* [PROVIDED MATERIAL]
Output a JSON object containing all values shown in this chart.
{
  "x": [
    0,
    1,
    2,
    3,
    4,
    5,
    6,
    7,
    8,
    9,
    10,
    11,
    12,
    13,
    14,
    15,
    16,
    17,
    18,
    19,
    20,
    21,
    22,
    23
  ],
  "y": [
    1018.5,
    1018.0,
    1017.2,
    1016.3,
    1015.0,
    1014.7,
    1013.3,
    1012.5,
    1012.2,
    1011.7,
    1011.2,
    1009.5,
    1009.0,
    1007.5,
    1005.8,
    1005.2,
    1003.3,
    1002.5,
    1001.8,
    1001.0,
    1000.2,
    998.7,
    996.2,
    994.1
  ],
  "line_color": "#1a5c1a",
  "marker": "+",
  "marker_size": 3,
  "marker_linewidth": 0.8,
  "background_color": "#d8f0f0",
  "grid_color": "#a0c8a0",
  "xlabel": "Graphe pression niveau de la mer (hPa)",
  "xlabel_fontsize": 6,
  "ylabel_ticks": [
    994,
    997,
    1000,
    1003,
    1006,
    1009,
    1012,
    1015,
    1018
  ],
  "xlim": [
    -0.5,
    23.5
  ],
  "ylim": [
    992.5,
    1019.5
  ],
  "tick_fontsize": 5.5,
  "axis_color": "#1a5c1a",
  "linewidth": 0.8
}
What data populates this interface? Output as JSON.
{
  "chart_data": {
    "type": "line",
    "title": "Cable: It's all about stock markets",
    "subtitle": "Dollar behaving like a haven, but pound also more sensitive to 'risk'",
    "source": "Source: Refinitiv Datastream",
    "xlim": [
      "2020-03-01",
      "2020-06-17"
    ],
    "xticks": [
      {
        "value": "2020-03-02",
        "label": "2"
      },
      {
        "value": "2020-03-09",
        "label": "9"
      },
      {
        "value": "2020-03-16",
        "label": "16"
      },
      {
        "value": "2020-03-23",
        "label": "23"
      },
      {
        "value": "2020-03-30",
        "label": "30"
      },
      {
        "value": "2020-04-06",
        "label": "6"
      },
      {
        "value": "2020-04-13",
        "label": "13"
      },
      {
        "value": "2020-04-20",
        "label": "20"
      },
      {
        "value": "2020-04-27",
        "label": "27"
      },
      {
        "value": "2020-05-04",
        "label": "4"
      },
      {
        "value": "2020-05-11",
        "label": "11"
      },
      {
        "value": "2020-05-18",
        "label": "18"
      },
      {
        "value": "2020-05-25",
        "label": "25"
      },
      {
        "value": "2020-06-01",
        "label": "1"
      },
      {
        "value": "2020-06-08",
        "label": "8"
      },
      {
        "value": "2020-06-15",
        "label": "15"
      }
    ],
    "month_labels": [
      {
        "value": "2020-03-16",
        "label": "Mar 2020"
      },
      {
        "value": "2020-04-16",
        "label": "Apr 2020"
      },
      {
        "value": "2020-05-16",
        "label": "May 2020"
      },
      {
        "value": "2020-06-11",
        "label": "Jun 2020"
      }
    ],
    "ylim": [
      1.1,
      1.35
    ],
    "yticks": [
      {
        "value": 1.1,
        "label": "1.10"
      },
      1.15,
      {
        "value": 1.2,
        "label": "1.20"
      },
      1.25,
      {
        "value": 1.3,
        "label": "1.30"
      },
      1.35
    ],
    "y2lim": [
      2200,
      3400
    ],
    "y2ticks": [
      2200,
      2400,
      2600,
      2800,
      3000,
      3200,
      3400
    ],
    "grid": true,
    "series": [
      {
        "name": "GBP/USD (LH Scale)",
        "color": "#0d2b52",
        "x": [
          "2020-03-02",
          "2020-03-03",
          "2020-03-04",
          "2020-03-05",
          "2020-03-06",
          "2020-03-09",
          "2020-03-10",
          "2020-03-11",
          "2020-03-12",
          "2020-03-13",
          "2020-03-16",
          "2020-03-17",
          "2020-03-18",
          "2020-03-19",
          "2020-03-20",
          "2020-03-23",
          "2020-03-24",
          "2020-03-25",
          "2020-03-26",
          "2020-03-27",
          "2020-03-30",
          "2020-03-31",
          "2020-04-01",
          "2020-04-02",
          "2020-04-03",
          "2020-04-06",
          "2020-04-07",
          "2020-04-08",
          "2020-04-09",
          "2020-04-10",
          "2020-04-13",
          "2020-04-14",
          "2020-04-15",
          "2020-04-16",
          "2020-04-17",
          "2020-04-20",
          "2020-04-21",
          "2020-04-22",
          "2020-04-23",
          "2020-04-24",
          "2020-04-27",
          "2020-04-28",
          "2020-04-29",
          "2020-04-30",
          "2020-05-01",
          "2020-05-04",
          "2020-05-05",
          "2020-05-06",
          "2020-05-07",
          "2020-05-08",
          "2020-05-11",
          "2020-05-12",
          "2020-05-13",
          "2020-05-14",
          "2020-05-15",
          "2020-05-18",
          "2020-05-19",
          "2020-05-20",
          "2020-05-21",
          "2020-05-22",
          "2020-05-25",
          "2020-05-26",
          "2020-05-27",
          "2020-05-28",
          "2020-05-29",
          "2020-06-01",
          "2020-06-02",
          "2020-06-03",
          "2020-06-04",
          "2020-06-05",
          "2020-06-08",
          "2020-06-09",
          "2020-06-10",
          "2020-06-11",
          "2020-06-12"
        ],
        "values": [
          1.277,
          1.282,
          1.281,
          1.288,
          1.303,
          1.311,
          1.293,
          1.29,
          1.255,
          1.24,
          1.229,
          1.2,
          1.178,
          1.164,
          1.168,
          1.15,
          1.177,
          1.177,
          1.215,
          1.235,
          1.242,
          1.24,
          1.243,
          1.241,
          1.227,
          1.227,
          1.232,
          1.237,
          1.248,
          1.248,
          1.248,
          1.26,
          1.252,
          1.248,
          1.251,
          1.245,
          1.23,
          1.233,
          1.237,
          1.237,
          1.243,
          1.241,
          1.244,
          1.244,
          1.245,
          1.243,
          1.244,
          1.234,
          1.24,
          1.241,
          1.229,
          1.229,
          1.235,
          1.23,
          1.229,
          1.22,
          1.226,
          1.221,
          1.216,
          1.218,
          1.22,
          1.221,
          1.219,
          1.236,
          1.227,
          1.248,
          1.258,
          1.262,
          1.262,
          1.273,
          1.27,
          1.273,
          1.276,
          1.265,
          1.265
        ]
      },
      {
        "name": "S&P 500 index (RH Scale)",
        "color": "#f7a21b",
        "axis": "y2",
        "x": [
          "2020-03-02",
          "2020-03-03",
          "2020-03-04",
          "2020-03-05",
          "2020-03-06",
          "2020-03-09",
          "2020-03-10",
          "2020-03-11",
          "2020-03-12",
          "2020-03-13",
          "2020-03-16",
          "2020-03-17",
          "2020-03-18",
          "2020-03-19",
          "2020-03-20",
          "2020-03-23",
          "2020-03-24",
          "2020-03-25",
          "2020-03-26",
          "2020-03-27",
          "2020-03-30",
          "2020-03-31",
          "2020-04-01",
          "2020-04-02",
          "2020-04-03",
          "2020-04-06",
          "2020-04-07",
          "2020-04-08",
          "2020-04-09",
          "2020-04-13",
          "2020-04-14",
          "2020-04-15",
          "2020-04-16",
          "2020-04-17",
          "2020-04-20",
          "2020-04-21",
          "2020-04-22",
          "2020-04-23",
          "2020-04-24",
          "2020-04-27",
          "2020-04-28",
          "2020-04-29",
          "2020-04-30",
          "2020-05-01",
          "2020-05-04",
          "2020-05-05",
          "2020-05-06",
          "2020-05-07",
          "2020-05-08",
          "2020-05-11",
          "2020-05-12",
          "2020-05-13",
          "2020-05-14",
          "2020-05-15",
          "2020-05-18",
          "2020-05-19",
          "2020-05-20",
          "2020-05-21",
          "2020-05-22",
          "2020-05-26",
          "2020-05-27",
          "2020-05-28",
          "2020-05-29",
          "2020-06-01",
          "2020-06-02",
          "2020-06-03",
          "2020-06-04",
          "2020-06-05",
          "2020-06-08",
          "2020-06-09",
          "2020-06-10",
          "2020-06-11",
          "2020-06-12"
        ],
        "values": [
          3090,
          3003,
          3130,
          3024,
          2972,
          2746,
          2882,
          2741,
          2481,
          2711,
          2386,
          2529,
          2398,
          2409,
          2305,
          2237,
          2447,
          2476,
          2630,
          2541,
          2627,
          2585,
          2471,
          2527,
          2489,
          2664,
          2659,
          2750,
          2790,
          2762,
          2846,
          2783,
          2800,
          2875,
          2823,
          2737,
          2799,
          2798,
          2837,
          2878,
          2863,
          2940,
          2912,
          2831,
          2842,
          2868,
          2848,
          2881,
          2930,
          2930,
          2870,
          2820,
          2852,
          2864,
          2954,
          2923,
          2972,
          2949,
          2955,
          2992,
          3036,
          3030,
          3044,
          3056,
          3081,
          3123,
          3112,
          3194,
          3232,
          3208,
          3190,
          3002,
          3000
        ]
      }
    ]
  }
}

* [WHAT IS EXPECTED] Search the entries for the word "name", then gather every line that has it.

* [CORRECT RESULT]
        "name": "GBP/USD (LH Scale)",
        "name": "S&P 500 index (RH Scale)",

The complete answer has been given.